• Exercise details:
Say how many lines hold the string "name", and nothing more.
╭─ Data supplied
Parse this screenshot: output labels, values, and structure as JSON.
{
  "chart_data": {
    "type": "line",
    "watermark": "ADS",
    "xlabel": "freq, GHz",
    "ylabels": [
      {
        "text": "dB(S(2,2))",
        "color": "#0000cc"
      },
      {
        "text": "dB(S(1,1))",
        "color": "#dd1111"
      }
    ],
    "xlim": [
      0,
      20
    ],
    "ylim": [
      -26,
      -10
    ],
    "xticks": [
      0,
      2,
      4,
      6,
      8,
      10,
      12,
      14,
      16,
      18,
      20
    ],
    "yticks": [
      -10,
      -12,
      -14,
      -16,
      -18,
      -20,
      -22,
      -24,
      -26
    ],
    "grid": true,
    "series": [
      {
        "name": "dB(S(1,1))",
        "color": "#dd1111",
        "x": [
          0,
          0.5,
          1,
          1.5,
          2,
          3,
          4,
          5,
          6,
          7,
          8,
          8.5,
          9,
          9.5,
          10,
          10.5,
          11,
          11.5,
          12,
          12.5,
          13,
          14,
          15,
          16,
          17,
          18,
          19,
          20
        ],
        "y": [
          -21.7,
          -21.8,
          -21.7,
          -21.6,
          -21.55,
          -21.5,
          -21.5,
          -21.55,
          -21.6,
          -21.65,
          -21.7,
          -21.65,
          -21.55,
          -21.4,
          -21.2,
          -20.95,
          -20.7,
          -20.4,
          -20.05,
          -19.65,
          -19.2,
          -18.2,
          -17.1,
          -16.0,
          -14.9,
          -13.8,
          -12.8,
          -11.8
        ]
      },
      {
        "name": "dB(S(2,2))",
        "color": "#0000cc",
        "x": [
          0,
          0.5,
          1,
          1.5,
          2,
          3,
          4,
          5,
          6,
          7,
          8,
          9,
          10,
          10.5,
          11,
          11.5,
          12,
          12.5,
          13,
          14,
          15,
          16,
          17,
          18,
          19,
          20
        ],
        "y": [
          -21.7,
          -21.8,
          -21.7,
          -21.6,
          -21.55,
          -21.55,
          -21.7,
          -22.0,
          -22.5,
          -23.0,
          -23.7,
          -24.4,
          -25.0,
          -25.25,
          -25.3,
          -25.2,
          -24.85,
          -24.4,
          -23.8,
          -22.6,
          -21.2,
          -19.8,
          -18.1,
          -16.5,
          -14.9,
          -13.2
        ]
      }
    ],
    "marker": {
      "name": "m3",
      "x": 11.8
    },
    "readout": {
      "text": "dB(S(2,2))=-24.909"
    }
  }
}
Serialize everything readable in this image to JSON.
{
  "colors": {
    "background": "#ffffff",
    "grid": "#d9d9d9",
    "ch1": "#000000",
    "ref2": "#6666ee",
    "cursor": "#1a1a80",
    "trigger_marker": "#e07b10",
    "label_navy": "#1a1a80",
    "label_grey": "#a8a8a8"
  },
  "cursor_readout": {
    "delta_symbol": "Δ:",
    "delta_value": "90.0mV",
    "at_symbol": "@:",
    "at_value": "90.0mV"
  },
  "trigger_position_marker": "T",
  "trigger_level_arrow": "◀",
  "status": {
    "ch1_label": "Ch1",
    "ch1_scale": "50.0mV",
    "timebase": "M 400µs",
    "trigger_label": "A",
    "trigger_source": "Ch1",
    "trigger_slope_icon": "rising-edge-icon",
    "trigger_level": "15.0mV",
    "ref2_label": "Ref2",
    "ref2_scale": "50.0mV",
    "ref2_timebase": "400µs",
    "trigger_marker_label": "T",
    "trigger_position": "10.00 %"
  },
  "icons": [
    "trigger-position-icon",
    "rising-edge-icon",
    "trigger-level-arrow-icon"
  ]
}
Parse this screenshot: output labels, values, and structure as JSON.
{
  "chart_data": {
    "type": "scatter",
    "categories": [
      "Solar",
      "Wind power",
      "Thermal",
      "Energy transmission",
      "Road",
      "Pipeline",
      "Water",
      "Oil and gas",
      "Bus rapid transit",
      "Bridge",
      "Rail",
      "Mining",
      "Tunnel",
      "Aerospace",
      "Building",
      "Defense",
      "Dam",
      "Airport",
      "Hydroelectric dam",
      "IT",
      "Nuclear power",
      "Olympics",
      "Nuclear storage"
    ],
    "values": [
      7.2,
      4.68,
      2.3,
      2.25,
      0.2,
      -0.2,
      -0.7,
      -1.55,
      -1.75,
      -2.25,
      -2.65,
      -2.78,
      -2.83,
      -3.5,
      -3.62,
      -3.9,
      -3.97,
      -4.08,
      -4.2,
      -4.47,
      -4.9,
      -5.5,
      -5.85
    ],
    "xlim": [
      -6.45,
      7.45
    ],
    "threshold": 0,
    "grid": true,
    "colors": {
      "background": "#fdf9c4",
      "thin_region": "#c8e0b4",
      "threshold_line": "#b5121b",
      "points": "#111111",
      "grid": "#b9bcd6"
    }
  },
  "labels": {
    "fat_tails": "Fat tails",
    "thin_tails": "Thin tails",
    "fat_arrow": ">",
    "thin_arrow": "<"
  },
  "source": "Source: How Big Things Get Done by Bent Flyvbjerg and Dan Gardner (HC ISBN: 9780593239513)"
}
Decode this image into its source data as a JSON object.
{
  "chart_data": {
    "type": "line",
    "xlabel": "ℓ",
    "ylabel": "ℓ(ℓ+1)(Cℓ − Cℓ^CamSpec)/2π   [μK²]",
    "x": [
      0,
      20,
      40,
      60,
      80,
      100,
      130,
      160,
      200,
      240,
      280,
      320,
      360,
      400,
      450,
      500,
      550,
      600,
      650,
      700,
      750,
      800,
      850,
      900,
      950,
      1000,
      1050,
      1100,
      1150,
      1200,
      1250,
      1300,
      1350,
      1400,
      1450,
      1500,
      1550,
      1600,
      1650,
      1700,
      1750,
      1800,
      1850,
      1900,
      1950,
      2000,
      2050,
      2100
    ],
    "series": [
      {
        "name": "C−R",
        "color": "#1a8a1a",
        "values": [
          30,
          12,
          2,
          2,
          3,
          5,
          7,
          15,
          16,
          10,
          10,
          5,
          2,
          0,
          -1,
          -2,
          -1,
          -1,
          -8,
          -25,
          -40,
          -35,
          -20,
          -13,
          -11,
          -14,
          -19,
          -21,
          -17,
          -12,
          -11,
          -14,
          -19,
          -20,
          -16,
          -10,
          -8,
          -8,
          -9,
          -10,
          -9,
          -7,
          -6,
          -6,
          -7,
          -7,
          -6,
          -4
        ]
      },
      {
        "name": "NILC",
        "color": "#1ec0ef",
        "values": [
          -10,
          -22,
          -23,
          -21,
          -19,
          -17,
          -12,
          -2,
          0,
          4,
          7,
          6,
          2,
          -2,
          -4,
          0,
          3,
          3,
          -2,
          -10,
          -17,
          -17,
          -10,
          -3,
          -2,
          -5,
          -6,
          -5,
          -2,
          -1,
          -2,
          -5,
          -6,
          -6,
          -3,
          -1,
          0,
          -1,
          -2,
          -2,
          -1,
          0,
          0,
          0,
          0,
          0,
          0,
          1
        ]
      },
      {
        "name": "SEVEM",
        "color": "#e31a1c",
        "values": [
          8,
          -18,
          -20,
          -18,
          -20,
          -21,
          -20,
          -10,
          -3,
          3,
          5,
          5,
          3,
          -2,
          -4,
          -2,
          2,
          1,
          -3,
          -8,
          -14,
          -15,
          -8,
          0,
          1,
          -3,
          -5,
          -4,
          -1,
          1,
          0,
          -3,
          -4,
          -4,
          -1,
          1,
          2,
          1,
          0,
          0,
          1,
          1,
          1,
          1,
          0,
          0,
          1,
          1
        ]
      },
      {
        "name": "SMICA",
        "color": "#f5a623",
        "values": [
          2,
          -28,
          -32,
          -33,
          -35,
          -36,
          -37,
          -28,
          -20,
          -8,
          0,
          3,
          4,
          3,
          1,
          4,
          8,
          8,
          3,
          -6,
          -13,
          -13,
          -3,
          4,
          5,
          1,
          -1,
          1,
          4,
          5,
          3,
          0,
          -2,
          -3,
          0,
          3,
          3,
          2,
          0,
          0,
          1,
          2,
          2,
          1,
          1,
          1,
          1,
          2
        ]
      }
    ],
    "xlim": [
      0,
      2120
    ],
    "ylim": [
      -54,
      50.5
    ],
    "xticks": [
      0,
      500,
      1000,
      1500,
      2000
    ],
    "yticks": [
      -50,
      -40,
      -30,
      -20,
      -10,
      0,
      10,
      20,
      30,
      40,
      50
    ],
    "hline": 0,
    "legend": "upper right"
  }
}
╰─
• Written solution:
7